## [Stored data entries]
>>>
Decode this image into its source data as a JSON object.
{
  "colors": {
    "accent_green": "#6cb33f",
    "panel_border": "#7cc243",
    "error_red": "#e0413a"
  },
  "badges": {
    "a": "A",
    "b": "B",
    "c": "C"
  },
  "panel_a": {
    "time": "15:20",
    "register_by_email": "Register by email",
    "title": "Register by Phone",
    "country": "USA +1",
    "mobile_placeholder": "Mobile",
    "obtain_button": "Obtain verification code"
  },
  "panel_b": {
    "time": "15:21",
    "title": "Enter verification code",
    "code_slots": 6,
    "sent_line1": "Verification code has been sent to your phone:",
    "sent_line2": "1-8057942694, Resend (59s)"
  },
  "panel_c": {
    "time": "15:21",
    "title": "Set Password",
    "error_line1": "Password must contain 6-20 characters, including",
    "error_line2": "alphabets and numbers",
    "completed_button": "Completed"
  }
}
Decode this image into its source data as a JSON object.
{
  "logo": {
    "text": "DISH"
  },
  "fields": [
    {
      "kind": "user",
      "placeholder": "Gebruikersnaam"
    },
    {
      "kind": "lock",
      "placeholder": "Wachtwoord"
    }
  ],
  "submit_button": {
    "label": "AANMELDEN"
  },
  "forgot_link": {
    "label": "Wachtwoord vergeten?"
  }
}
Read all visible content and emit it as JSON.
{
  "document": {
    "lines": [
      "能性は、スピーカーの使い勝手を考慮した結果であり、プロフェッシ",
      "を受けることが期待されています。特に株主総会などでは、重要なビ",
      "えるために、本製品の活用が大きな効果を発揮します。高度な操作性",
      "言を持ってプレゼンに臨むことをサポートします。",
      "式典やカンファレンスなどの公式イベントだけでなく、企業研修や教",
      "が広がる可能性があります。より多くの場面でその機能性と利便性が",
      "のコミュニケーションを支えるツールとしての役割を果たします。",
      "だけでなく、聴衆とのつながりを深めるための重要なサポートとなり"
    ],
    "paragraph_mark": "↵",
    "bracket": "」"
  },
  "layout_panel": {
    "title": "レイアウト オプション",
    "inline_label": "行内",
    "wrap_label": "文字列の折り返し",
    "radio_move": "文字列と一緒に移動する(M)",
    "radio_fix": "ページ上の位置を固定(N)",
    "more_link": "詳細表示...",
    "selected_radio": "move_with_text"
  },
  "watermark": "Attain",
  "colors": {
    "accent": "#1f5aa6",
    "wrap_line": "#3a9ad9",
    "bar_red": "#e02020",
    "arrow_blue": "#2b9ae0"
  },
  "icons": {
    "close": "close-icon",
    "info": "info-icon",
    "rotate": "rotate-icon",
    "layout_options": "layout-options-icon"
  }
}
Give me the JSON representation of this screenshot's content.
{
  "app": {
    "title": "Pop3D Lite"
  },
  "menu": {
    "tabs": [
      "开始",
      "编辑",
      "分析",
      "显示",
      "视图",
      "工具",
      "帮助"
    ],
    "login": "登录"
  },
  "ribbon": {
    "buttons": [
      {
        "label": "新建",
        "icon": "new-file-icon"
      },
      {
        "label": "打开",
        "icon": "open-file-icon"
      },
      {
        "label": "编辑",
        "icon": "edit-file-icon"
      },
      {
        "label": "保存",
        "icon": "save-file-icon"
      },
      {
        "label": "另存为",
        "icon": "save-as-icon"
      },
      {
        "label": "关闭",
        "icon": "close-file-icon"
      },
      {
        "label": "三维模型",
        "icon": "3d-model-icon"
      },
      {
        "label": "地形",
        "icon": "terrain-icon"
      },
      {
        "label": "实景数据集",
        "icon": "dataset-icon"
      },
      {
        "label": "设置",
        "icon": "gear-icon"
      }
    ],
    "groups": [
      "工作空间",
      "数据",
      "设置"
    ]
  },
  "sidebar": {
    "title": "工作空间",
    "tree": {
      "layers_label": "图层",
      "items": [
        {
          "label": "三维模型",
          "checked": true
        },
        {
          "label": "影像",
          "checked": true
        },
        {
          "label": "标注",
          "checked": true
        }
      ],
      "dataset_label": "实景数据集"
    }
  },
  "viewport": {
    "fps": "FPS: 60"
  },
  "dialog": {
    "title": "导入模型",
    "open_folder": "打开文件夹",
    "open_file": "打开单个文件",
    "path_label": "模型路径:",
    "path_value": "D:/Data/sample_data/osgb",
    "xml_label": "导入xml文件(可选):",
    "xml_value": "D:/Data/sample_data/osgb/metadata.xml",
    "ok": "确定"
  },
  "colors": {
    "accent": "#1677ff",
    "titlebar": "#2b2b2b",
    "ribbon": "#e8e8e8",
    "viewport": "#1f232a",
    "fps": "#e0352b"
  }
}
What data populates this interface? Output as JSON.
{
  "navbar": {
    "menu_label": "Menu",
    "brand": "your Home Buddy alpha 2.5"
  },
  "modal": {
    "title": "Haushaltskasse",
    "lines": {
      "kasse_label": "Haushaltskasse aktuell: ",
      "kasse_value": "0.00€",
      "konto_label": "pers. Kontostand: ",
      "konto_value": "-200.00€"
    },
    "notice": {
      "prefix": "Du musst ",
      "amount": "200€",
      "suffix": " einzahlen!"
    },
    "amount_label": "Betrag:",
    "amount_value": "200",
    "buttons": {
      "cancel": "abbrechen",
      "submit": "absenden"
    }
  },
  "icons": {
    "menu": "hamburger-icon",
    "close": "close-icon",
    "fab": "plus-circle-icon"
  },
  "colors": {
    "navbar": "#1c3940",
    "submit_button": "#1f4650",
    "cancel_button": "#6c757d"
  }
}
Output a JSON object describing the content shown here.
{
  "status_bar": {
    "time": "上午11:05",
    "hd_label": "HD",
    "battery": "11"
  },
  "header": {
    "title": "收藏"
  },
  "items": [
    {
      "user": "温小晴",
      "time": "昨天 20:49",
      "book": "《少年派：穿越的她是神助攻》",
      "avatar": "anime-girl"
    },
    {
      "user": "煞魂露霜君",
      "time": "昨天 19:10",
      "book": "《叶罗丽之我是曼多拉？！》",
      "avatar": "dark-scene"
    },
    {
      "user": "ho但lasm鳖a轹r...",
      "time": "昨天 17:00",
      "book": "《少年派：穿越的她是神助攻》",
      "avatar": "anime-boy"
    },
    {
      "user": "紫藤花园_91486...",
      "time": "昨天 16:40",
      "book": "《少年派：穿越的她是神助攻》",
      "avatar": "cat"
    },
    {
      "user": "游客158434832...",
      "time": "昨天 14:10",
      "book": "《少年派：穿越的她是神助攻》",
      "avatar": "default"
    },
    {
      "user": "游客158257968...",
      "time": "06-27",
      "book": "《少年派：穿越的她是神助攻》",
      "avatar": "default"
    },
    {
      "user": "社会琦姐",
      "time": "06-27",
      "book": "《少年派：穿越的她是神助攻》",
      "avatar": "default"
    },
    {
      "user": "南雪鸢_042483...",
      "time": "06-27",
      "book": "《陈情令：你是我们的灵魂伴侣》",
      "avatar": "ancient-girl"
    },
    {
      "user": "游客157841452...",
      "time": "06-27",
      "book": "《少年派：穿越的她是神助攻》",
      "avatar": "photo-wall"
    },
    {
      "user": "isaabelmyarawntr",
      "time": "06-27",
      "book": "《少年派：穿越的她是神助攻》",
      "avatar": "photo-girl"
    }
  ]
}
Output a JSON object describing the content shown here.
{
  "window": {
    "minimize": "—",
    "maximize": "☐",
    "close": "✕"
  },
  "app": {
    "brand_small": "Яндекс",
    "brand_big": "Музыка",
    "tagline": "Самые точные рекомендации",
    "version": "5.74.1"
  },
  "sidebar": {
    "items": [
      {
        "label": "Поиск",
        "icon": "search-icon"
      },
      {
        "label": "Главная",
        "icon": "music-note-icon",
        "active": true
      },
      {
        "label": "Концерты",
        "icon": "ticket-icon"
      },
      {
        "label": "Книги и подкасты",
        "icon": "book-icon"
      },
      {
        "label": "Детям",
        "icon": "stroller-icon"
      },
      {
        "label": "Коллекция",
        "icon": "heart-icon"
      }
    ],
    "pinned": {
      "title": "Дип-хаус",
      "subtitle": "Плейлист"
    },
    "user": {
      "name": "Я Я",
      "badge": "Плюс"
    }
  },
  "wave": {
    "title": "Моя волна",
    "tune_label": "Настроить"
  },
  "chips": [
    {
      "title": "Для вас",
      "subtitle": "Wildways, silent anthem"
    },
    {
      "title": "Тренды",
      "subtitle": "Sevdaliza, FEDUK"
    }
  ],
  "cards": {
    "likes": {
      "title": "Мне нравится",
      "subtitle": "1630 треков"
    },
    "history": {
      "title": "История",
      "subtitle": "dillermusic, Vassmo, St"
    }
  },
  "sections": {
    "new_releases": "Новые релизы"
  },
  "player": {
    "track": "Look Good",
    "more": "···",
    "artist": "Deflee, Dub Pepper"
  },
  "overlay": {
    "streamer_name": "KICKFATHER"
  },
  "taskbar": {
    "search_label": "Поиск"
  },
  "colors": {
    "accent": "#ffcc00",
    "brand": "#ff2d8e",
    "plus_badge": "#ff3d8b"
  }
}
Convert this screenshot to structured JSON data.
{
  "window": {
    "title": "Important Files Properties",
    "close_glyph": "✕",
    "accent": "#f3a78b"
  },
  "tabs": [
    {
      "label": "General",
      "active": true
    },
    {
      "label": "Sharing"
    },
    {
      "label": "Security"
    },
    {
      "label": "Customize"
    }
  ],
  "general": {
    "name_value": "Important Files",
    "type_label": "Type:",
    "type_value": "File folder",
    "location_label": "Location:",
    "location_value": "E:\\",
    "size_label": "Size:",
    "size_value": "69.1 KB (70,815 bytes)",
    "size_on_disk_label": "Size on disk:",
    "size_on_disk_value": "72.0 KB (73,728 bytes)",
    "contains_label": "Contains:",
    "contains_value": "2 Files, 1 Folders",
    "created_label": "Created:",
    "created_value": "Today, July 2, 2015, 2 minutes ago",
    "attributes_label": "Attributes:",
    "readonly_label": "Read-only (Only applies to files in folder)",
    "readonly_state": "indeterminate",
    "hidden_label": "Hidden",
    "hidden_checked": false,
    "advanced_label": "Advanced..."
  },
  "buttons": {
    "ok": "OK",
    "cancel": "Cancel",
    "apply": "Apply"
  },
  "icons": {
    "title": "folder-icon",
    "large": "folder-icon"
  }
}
<<<
State how many lines of the records above contain the word "this", giving only that number.

5